→ **REQUIREMENT**
Collect every line in the listing below that contains the string "aging", treating uppercase and lowercase as different, and copy each of those lines.

Region and label listings
_____
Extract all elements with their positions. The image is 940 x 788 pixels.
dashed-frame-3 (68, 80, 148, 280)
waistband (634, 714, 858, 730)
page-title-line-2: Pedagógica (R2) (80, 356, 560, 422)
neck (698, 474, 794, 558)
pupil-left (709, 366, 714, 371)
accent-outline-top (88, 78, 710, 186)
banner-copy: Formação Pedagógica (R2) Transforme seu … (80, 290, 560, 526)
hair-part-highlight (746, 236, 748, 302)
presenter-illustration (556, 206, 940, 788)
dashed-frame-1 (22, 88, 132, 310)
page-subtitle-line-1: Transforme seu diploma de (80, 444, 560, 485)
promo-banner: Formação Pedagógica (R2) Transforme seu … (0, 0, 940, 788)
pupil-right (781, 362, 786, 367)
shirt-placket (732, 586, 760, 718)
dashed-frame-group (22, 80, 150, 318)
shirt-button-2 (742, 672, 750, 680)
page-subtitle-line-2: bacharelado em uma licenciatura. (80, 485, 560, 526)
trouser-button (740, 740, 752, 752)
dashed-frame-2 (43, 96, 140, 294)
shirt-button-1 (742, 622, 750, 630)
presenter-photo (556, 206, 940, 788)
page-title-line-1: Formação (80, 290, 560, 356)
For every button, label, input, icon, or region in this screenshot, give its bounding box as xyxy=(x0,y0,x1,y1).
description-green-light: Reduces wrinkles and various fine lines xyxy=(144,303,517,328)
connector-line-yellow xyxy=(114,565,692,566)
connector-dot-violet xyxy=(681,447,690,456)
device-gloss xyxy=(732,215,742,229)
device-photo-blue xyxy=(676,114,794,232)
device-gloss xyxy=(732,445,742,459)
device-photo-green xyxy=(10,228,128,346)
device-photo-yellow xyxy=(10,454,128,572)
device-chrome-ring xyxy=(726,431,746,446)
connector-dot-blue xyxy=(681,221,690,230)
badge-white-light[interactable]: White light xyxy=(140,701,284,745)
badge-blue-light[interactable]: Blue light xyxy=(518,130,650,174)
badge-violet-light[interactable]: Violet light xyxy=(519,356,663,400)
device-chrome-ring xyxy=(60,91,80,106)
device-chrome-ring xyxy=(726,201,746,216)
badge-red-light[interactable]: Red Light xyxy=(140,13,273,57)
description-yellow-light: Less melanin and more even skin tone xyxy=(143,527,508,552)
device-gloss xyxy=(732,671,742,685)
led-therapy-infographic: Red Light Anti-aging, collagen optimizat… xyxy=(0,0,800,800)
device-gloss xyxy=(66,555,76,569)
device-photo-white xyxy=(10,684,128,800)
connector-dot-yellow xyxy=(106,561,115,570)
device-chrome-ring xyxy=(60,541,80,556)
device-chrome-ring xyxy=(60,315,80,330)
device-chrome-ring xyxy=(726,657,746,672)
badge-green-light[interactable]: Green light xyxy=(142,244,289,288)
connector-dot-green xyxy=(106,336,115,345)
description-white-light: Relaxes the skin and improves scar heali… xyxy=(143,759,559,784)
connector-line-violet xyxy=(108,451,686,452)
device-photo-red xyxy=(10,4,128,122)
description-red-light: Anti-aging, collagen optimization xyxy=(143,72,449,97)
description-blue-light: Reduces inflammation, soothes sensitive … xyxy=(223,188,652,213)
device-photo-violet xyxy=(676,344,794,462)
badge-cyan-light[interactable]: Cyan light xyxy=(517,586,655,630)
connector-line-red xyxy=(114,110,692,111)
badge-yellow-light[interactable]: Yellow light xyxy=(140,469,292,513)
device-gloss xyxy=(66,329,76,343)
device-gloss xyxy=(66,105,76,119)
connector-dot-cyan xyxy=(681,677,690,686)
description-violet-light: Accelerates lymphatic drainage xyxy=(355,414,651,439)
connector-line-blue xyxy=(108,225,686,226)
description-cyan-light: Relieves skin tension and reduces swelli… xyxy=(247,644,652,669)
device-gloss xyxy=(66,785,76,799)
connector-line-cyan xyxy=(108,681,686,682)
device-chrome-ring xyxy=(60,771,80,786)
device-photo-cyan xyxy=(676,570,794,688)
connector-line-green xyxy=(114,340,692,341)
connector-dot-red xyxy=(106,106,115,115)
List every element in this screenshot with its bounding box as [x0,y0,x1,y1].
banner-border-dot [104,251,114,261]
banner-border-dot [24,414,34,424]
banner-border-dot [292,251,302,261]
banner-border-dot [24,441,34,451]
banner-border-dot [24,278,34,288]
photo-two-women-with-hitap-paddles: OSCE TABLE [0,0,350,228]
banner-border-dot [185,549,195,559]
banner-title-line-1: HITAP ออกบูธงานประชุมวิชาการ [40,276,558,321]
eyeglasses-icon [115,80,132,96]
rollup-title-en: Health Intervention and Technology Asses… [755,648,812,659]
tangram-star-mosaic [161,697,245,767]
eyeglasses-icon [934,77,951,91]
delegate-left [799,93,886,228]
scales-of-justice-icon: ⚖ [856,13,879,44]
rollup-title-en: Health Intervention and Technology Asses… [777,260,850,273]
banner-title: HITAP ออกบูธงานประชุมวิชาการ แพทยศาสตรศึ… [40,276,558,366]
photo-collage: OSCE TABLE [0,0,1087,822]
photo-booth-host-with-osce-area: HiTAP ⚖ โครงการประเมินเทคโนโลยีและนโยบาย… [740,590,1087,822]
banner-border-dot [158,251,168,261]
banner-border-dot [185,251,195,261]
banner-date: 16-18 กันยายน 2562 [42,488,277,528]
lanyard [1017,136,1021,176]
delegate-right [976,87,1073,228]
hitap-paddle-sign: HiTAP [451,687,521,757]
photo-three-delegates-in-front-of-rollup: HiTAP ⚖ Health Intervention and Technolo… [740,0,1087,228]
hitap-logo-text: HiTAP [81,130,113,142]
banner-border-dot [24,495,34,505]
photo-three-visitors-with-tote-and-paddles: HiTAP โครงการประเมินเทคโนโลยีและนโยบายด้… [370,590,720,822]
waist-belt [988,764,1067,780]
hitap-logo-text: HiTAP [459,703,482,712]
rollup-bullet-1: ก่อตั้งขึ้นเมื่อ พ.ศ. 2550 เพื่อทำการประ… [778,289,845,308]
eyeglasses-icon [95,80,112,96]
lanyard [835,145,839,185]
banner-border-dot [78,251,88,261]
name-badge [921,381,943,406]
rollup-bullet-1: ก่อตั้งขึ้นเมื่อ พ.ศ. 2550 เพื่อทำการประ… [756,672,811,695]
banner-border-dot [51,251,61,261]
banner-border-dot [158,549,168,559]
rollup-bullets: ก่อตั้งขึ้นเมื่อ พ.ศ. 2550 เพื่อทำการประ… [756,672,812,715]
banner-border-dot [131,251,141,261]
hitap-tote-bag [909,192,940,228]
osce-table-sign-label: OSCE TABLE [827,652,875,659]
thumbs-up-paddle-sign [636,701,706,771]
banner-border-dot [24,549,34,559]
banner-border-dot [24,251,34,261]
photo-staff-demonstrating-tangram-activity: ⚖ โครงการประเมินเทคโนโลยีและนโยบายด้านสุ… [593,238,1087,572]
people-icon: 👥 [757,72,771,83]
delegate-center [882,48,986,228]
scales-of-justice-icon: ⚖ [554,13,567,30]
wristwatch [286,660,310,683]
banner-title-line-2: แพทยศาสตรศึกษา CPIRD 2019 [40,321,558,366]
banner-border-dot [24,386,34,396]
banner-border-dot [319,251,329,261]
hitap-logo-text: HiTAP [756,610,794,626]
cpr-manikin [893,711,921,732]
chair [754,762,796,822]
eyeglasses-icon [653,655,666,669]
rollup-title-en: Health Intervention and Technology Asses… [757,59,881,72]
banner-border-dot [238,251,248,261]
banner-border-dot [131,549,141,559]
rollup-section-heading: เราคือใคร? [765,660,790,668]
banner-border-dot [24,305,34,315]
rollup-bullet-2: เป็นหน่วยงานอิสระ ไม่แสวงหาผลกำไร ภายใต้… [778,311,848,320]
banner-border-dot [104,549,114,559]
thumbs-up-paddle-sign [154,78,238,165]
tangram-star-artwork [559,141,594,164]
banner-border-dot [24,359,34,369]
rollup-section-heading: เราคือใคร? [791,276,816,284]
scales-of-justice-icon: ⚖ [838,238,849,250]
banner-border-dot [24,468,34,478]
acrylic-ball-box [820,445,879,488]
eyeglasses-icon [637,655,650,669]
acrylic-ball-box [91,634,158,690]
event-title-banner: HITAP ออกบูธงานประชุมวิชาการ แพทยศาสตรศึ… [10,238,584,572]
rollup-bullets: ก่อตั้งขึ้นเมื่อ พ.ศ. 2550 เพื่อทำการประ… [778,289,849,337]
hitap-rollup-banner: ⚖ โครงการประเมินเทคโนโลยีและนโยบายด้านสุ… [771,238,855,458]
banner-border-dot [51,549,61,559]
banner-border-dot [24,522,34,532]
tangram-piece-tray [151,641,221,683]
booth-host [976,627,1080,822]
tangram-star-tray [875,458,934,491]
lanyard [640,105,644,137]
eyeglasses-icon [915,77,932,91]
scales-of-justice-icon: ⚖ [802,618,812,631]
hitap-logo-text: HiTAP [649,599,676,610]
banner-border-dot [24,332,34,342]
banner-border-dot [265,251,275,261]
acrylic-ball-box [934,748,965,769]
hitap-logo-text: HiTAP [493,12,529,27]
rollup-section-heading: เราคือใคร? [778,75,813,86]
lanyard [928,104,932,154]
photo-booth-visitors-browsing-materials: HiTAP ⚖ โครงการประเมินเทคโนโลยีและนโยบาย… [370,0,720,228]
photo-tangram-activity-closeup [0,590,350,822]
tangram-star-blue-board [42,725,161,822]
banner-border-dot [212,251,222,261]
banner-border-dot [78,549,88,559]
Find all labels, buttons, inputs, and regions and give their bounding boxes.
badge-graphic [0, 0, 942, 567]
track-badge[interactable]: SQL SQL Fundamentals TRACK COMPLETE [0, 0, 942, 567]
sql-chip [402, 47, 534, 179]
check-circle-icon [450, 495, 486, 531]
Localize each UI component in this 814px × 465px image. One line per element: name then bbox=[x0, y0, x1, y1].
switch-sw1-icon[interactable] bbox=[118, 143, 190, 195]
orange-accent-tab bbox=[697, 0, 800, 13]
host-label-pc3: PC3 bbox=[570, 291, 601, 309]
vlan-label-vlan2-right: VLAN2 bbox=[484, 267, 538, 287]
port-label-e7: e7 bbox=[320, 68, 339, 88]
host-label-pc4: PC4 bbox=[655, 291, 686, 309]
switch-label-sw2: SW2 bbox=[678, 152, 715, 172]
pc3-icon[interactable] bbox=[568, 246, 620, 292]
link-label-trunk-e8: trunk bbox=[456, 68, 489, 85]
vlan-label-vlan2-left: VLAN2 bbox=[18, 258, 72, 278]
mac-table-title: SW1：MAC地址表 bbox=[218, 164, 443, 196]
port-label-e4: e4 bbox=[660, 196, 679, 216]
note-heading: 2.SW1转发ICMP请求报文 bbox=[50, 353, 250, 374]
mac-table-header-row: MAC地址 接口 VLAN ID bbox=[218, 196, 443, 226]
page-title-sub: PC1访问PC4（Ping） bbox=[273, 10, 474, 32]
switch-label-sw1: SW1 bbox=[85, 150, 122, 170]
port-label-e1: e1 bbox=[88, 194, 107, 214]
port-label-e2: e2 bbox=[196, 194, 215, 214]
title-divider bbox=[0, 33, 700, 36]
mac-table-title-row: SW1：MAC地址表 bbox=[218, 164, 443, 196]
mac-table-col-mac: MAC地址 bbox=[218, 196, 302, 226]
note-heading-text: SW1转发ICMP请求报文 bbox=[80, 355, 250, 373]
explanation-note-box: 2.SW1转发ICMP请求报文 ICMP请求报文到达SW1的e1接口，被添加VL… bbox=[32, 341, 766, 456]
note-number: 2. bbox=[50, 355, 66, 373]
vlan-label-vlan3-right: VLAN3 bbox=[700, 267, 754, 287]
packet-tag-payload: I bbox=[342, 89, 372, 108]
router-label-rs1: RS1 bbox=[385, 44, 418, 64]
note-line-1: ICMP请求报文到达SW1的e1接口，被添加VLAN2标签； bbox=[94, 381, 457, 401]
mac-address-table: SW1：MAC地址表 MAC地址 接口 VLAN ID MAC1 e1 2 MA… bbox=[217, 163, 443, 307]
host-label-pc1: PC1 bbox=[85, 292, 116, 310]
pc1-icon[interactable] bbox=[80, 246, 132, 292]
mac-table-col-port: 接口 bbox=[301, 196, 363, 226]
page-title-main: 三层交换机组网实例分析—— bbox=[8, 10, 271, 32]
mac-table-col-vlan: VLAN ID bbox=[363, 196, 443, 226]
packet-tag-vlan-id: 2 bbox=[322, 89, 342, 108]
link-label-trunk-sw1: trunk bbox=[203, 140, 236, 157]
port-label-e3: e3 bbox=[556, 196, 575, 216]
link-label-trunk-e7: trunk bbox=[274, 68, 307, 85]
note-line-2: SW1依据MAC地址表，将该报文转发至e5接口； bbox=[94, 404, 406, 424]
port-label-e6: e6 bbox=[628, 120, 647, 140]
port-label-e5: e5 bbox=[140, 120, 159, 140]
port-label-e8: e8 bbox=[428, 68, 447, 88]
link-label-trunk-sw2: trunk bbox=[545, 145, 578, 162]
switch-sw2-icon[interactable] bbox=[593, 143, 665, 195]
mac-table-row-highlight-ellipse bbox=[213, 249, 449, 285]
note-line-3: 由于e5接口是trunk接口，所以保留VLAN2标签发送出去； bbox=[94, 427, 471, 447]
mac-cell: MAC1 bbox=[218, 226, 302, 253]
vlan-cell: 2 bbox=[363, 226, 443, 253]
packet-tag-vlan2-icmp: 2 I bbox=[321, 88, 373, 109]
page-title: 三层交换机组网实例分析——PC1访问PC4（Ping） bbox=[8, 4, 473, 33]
_____
→ **FULL OUTPUT**
led-therapy-infographic: Red Light Anti-aging, collagen optimizat… xyxy=(0,0,800,800)
description-red-light: Anti-aging, collagen optimization xyxy=(143,72,449,97)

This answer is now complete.